(Your objective) Rewrite every line of the material below as a numbered list, leaving out any blank lines.

(Record set)
------------------------------
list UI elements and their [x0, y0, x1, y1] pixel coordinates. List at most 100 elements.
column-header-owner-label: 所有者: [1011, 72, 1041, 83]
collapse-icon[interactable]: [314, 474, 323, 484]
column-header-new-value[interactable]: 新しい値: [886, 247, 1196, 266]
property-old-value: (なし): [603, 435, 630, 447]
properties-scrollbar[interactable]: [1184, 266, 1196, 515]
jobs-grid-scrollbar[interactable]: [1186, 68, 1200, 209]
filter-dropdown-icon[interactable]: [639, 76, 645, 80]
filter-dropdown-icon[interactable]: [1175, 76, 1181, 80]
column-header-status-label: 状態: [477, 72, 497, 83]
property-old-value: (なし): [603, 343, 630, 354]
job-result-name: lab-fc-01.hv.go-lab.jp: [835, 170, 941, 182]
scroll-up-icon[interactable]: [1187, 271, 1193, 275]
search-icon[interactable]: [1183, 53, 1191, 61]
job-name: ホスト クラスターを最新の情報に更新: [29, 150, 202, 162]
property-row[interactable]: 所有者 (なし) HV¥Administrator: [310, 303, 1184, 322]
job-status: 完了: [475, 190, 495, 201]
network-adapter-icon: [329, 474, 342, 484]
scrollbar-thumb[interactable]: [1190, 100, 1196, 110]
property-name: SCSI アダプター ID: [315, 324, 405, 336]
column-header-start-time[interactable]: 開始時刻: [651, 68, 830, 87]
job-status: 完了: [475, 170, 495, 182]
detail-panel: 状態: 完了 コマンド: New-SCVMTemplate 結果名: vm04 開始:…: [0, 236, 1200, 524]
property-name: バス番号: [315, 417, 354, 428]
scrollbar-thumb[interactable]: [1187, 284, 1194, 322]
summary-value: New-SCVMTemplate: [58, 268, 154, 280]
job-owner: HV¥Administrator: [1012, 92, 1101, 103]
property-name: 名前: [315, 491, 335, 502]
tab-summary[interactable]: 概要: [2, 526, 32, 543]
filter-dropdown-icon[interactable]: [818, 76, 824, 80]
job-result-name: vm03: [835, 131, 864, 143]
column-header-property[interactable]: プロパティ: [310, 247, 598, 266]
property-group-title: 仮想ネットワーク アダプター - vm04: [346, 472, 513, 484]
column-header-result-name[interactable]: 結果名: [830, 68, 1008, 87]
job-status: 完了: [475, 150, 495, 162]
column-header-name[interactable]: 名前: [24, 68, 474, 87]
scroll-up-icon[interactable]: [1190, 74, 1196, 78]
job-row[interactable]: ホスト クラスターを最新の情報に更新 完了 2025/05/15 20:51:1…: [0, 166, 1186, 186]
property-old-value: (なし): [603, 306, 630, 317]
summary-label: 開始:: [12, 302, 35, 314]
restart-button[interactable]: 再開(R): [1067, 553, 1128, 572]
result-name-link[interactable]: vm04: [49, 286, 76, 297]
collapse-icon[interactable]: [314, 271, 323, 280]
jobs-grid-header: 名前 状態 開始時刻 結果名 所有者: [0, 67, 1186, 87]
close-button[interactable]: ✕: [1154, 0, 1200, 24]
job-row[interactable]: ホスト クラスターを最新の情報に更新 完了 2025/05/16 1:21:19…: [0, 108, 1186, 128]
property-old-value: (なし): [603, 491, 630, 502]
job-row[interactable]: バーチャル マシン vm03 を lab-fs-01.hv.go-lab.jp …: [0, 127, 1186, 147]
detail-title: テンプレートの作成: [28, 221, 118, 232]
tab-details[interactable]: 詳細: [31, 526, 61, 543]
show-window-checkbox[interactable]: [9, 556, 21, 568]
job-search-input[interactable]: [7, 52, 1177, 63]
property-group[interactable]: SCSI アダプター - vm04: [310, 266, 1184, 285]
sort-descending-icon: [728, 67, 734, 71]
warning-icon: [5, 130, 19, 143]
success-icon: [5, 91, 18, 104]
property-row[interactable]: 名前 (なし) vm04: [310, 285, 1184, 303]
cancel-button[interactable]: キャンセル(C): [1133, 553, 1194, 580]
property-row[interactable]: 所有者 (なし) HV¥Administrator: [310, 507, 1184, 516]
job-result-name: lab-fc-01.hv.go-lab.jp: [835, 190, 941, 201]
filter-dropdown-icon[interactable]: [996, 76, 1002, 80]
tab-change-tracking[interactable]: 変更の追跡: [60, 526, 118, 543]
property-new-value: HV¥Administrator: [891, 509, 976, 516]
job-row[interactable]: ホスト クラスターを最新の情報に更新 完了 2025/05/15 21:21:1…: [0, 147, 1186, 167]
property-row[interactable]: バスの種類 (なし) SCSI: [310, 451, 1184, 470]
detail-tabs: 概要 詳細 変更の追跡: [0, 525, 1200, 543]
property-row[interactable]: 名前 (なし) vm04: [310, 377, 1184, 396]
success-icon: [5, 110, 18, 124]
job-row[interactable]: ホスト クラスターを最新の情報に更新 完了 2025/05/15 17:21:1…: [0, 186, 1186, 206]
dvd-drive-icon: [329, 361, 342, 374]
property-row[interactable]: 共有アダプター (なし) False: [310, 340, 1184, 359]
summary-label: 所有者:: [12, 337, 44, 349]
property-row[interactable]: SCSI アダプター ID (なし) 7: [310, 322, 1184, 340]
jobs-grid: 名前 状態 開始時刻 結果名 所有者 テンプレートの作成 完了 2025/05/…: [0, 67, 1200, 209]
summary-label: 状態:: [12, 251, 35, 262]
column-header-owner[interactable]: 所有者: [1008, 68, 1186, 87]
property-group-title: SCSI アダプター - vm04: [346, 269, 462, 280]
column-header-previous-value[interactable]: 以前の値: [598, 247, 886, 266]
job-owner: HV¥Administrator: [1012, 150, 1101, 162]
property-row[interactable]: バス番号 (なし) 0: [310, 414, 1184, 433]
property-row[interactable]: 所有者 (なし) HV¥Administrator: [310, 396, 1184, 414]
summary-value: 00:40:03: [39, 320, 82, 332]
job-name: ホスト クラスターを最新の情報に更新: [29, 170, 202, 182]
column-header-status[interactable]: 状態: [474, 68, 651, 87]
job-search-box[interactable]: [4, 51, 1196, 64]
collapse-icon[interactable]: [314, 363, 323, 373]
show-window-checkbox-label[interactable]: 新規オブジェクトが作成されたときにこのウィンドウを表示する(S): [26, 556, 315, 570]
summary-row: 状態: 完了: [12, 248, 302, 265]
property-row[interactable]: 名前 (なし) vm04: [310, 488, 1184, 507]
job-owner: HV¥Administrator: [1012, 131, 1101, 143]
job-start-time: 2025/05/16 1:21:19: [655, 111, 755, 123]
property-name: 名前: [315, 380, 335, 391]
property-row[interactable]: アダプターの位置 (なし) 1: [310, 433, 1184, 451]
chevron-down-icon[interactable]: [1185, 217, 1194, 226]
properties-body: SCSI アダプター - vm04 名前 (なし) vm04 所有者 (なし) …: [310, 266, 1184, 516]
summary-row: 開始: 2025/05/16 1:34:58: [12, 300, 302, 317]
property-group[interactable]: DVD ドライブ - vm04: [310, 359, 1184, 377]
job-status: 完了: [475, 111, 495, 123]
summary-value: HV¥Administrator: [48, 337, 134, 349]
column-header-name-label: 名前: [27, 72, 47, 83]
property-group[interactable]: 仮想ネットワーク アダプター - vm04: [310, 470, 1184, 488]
------------------------------
(Complete output)
1. list UI elements and their [x0, y0, x1, y1] pixel coordinates. List at most 100 elements.
2. column-header-owner-label: 所有者: [1011, 72, 1041, 83]
3. collapse-icon[interactable]: [314, 474, 323, 484]
4. column-header-new-value[interactable]: 新しい値: [886, 247, 1196, 266]
5. property-old-value: (なし): [603, 435, 630, 447]
6. properties-scrollbar[interactable]: [1184, 266, 1196, 515]
7. jobs-grid-scrollbar[interactable]: [1186, 68, 1200, 209]
8. filter-dropdown-icon[interactable]: [639, 76, 645, 80]
9. filter-dropdown-icon[interactable]: [1175, 76, 1181, 80]
10. column-header-status-label: 状態: [477, 72, 497, 83]
11. property-old-value: (なし): [603, 343, 630, 354]
12. job-result-name: lab-fc-01.hv.go-lab.jp: [835, 170, 941, 182]
13. scroll-up-icon[interactable]: [1187, 271, 1193, 275]
14. search-icon[interactable]: [1183, 53, 1191, 61]
15. job-name: ホスト クラスターを最新の情報に更新: [29, 150, 202, 162]
16. property-row[interactable]: 所有者 (なし) HV¥Administrator: [310, 303, 1184, 322]
17. job-status: 完了: [475, 190, 495, 201]
18. network-adapter-icon: [329, 474, 342, 484]
19. scrollbar-thumb[interactable]: [1190, 100, 1196, 110]
20. property-name: SCSI アダプター ID: [315, 324, 405, 336]
21. column-header-start-time[interactable]: 開始時刻: [651, 68, 830, 87]
22. job-status: 完了: [475, 170, 495, 182]
23. detail-panel: 状態: 完了 コマンド: New-SCVMTemplate 結果名: vm04 開始:…: [0, 236, 1200, 524]
24. property-name: バス番号: [315, 417, 354, 428]
25. scrollbar-thumb[interactable]: [1187, 284, 1194, 322]
26. summary-value: New-SCVMTemplate: [58, 268, 154, 280]
27. job-owner: HV¥Administrator: [1012, 92, 1101, 103]
28. property-name: 名前: [315, 491, 335, 502]
29. tab-summary[interactable]: 概要: [2, 526, 32, 543]
30. filter-dropdown-icon[interactable]: [818, 76, 824, 80]
31. job-result-name: vm03: [835, 131, 864, 143]
32. column-header-property[interactable]: プロパティ: [310, 247, 598, 266]
33. property-group-title: 仮想ネットワーク アダプター - vm04: [346, 472, 513, 484]
34. column-header-result-name[interactable]: 結果名: [830, 68, 1008, 87]
35. job-status: 完了: [475, 150, 495, 162]
36. column-header-name[interactable]: 名前: [24, 68, 474, 87]
37. scroll-up-icon[interactable]: [1190, 74, 1196, 78]
38. job-row[interactable]: ホスト クラスターを最新の情報に更新 完了 2025/05/15 20:51:1…: [0, 166, 1186, 186]
39. property-old-value: (なし): [603, 306, 630, 317]
40. summary-label: 開始:: [12, 302, 35, 314]
41. restart-button[interactable]: 再開(R): [1067, 553, 1128, 572]
42. result-name-link[interactable]: vm04: [49, 286, 76, 297]
43. collapse-icon[interactable]: [314, 271, 323, 280]
44. jobs-grid-header: 名前 状態 開始時刻 結果名 所有者: [0, 67, 1186, 87]
45. close-button[interactable]: ✕: [1154, 0, 1200, 24]
46. job-row[interactable]: ホスト クラスターを最新の情報に更新 完了 2025/05/16 1:21:19…: [0, 108, 1186, 128]
47. property-old-value: (なし): [603, 491, 630, 502]
48. job-row[interactable]: バーチャル マシン vm03 を lab-fs-01.hv.go-lab.jp …: [0, 127, 1186, 147]
49. detail-title: テンプレートの作成: [28, 221, 118, 232]
50. tab-details[interactable]: 詳細: [31, 526, 61, 543]
51. show-window-checkbox[interactable]: [9, 556, 21, 568]
52. job-search-input[interactable]: [7, 52, 1177, 63]
53. property-group[interactable]: SCSI アダプター - vm04: [310, 266, 1184, 285]
54. sort-descending-icon: [728, 67, 734, 71]
55. warning-icon: [5, 130, 19, 143]
56. success-icon: [5, 91, 18, 104]
57. property-row[interactable]: 名前 (なし) vm04: [310, 285, 1184, 303]
58. cancel-button[interactable]: キャンセル(C): [1133, 553, 1194, 580]
59. property-row[interactable]: 所有者 (なし) HV¥Administrator: [310, 507, 1184, 516]
60. job-result-name: lab-fc-01.hv.go-lab.jp: [835, 190, 941, 201]
61. filter-dropdown-icon[interactable]: [996, 76, 1002, 80]
62. tab-change-tracking[interactable]: 変更の追跡: [60, 526, 118, 543]
63. property-new-value: HV¥Administrator: [891, 509, 976, 516]
64. job-row[interactable]: ホスト クラスターを最新の情報に更新 完了 2025/05/15 21:21:1…: [0, 147, 1186, 167]
65. property-row[interactable]: バスの種類 (なし) SCSI: [310, 451, 1184, 470]
66. detail-tabs: 概要 詳細 変更の追跡: [0, 525, 1200, 543]
67. property-row[interactable]: 名前 (なし) vm04: [310, 377, 1184, 396]
68. success-icon: [5, 110, 18, 124]
69. job-row[interactable]: ホスト クラスターを最新の情報に更新 完了 2025/05/15 17:21:1…: [0, 186, 1186, 206]
70. dvd-drive-icon: [329, 361, 342, 374]
71. property-row[interactable]: 共有アダプター (なし) False: [310, 340, 1184, 359]
72. summary-label: 所有者:: [12, 337, 44, 349]
73. property-row[interactable]: SCSI アダプター ID (なし) 7: [310, 322, 1184, 340]
74. jobs-grid: 名前 状態 開始時刻 結果名 所有者 テンプレートの作成 完了 2025/05/…: [0, 67, 1200, 209]
75. summary-label: 状態:: [12, 251, 35, 262]
76. column-header-owner[interactable]: 所有者: [1008, 68, 1186, 87]
77. property-group-title: SCSI アダプター - vm04: [346, 269, 462, 280]
78. column-header-previous-value[interactable]: 以前の値: [598, 247, 886, 266]
79. job-owner: HV¥Administrator: [1012, 150, 1101, 162]
80. property-row[interactable]: バス番号 (なし) 0: [310, 414, 1184, 433]
81. property-row[interactable]: 所有者 (なし) HV¥Administrator: [310, 396, 1184, 414]
82. summary-value: 00:40:03: [39, 320, 82, 332]
83. job-name: ホスト クラスターを最新の情報に更新: [29, 170, 202, 182]
84. column-header-status[interactable]: 状態: [474, 68, 651, 87]
85. job-search-box[interactable]: [4, 51, 1196, 64]
86. collapse-icon[interactable]: [314, 363, 323, 373]
87. show-window-checkbox-label[interactable]: 新規オブジェクトが作成されたときにこのウィンドウを表示する(S): [26, 556, 315, 570]
88. summary-row: 状態: 完了: [12, 248, 302, 265]
89. property-row[interactable]: 名前 (なし) vm04: [310, 488, 1184, 507]
90. job-owner: HV¥Administrator: [1012, 131, 1101, 143]
91. job-start-time: 2025/05/16 1:21:19: [655, 111, 755, 123]
92. property-name: 名前: [315, 380, 335, 391]
93. property-row[interactable]: アダプターの位置 (なし) 1: [310, 433, 1184, 451]
94. chevron-down-icon[interactable]: [1185, 217, 1194, 226]
95. properties-body: SCSI アダプター - vm04 名前 (なし) vm04 所有者 (なし) …: [310, 266, 1184, 516]
96. summary-row: 開始: 2025/05/16 1:34:58: [12, 300, 302, 317]
97. property-group[interactable]: DVD ドライブ - vm04: [310, 359, 1184, 377]
98. job-status: 完了: [475, 111, 495, 123]
99. summary-value: HV¥Administrator: [48, 337, 134, 349]
100. column-header-name-label: 名前: [27, 72, 47, 83]
101. property-group[interactable]: 仮想ネットワーク アダプター - vm04: [310, 470, 1184, 488]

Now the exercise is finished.